• WHAT NEEDS TO BE DONE:
Copy out each line featuring the string "false" from the entries beneath.

• DATASET EXCERPTS:
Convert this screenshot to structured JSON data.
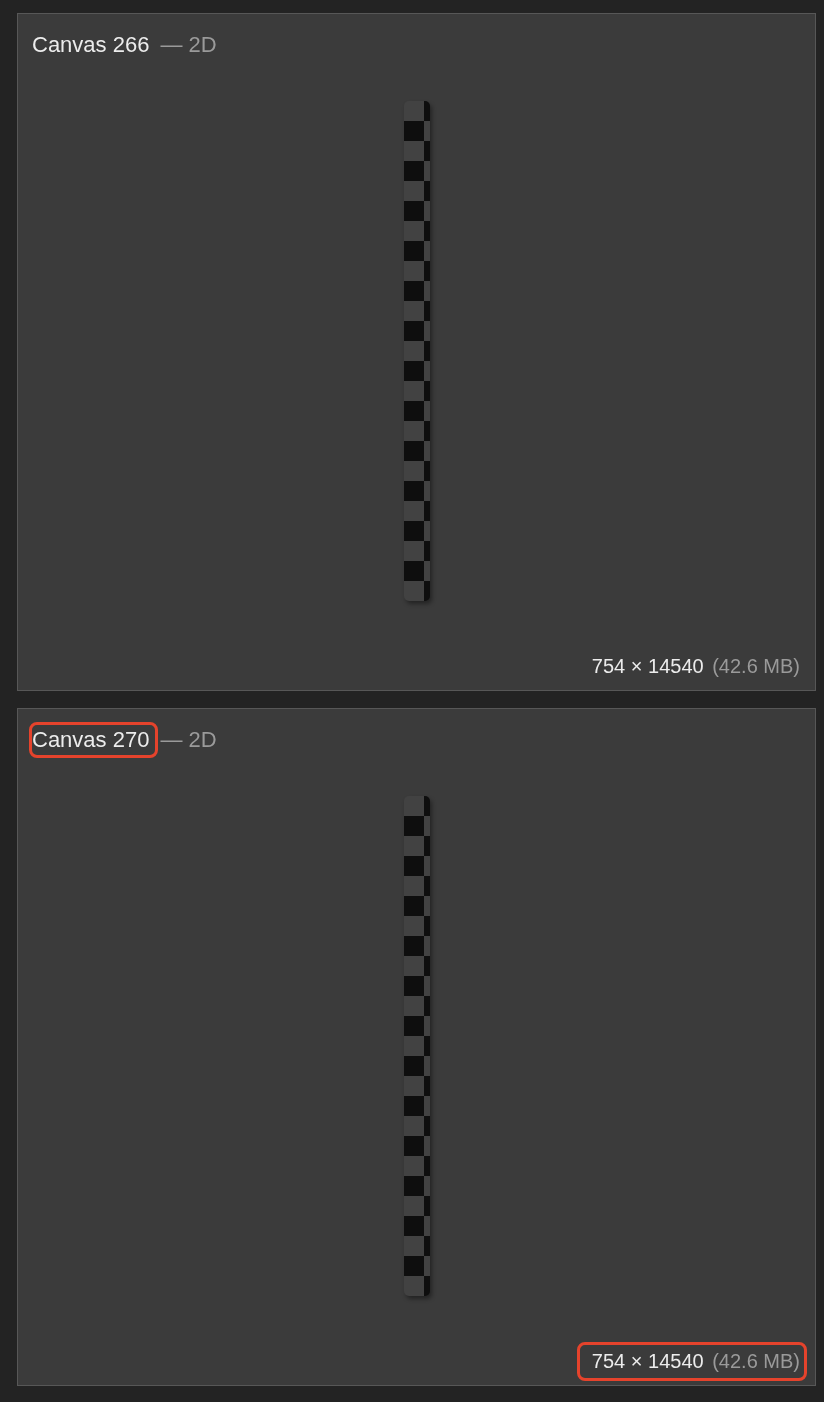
{
  "canvases": [
    {
      "title": "Canvas 266",
      "type": "— 2D",
      "dimensions": "754 × 14540",
      "memory": "(42.6 MB)",
      "title_highlighted": false,
      "size_highlighted": false
    },
    {
      "title": "Canvas 270",
      "type": "— 2D",
      "dimensions": "754 × 14540",
      "memory": "(42.6 MB)",
      "title_highlighted": true,
      "size_highlighted": true
    }
  ]
}
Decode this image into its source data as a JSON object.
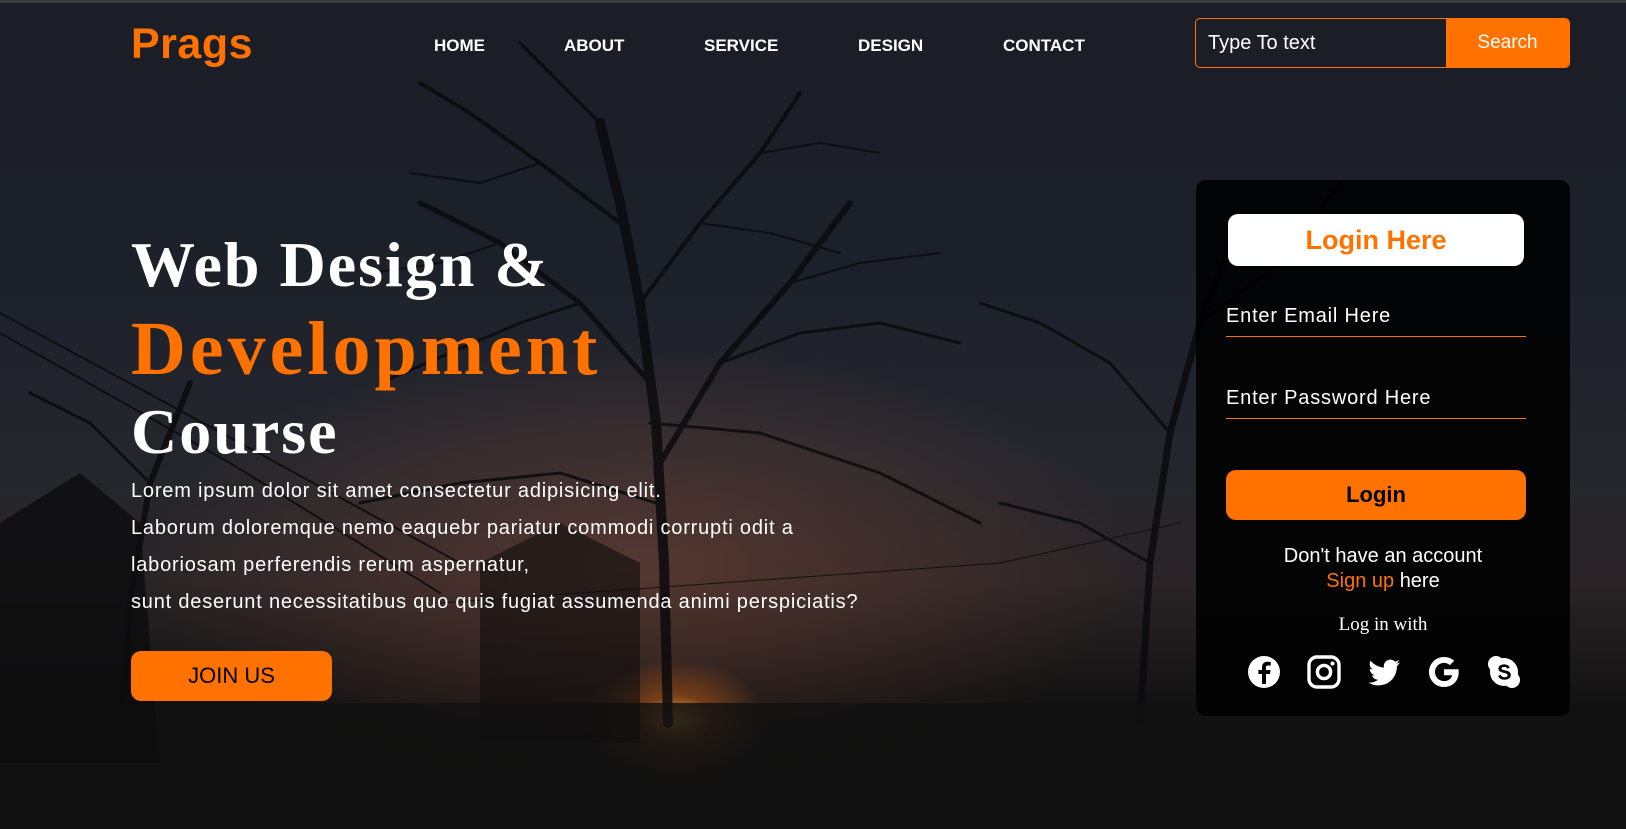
{
  "brand": "Prags",
  "nav": [
    {
      "label": "HOME"
    },
    {
      "label": "ABOUT"
    },
    {
      "label": "SERVICE"
    },
    {
      "label": "DESIGN"
    },
    {
      "label": "CONTACT"
    }
  ],
  "search": {
    "placeholder": "Type To text",
    "button_label": "Search"
  },
  "hero": {
    "line1": "Web Design &",
    "line2": "Development",
    "line3": "Course",
    "paragraph": [
      "Lorem ipsum dolor sit amet consectetur adipisicing elit.",
      "Laborum doloremque nemo eaquebr pariatur commodi corrupti odit a",
      "laboriosam perferendis rerum aspernatur,",
      "sunt deserunt necessitatibus quo quis fugiat assumenda animi perspiciatis?"
    ],
    "cta_label": "JOIN US"
  },
  "login": {
    "title": "Login Here",
    "email_placeholder": "Enter Email Here",
    "password_placeholder": "Enter Password Here",
    "button_label": "Login",
    "no_account_text": "Don't have an account",
    "signup_link": "Sign up",
    "signup_suffix": "here",
    "login_with": "Log in with",
    "socials": [
      "facebook-icon",
      "instagram-icon",
      "twitter-icon",
      "google-icon",
      "skype-icon"
    ]
  },
  "colors": {
    "accent": "#ff7200",
    "text": "#ffffff",
    "card_bg": "#000000",
    "page_bg": "#111214"
  }
}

• EXPECTED OUTPUT:
      "title_highlighted": false,
      "size_highlighted": false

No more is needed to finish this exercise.